• **DIRECTION**:
All of the data below must be repeated exactly.

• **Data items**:
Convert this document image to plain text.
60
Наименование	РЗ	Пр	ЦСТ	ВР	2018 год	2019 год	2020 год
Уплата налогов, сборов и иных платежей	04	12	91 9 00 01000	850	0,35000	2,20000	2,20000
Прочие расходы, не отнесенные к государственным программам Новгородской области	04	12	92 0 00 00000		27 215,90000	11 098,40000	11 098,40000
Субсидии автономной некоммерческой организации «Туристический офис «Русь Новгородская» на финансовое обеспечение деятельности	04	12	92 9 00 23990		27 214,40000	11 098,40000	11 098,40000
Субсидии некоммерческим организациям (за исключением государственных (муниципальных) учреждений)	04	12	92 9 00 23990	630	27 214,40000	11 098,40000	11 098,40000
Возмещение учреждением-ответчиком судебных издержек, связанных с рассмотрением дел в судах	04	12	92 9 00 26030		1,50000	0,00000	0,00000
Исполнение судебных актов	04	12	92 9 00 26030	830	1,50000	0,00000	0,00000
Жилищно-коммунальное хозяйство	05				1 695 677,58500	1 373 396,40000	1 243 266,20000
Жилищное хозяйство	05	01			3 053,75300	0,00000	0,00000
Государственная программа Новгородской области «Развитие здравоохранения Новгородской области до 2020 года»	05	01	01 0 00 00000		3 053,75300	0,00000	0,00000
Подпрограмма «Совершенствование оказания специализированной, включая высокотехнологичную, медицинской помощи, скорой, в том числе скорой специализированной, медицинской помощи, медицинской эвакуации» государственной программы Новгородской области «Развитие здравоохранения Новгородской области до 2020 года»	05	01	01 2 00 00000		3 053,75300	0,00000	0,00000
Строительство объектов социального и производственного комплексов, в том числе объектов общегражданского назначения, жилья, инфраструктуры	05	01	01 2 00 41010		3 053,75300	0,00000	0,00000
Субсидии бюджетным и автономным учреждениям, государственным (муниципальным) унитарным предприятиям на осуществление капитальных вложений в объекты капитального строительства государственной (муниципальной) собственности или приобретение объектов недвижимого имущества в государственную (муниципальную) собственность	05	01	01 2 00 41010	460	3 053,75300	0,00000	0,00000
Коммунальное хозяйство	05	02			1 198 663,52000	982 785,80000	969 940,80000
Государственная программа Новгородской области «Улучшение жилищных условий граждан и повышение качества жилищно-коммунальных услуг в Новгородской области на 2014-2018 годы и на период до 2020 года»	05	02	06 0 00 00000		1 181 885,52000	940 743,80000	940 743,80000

• **WRITTEN ANSWER**:
Convert this document image to plain text.
60
Наименование	РЗ	Пр	ЦСТ	ВР	2018 год	2019 год	2020 год
Уплата налогов, сборов и иных платежей	04	12	91 9 00 01000	850	0,35000	2,20000	2,20000
Прочие расходы, не отнесенные к государственным программам Новгородской области	04	12	92 0 00 00000		27 215,90000	11 098,40000	11 098,40000
Субсидии автономной некоммерческой организации «Туристический офис «Русь Новгородская» на финансовое обеспечение деятельности	04	12	92 9 00 23990		27 214,40000	11 098,40000	11 098,40000
Субсидии некоммерческим организациям (за исключением государственных (муниципальных) учреждений)	04	12	92 9 00 23990	630	27 214,40000	11 098,40000	11 098,40000
Возмещение учреждением-ответчиком судебных издержек, связанных с рассмотрением дел в судах	04	12	92 9 00 26030		1,50000	0,00000	0,00000
Исполнение судебных актов	04	12	92 9 00 26030	830	1,50000	0,00000	0,00000
Жилищно-коммунальное хозяйство	05				1 695 677,58500	1 373 396,40000	1 243 266,20000
Жилищное хозяйство	05	01			3 053,75300	0,00000	0,00000
Государственная программа Новгородской области «Развитие здравоохранения Новгородской области до 2020 года»	05	01	01 0 00 00000		3 053,75300	0,00000	0,00000
Подпрограмма «Совершенствование оказания специализированной, включая высокотехнологичную, медицинской помощи, скорой, в том числе скорой специализированной, медицинской помощи, медицинской эвакуации» государственной программы Новгородской области «Развитие здравоохранения Новгородской области до 2020 года»	05	01	01 2 00 00000		3 053,75300	0,00000	0,00000
Строительство объектов социального и производственного комплексов, в том числе объектов общегражданского назначения, жилья, инфраструктуры	05	01	01 2 00 41010		3 053,75300	0,00000	0,00000
Субсидии бюджетным и автономным учреждениям, государственным (муниципальным) унитарным предприятиям на осуществление капитальных вложений в объекты капитального строительства государственной (муниципальной) собственности или приобретение объектов недвижимого имущества в государственную (муниципальную) собственность	05	01	01 2 00 41010	460	3 053,75300	0,00000	0,00000
Коммунальное хозяйство	05	02			1 198 663,52000	982 785,80000	969 940,80000
Государственная программа Новгородской области «Улучшение жилищных условий граждан и повышение качества жилищно-коммунальных услуг в Новгородской области на 2014-2018 годы и на период до 2020 года»	05	02	06 0 00 00000		1 181 885,52000	940 743,80000	940 743,80000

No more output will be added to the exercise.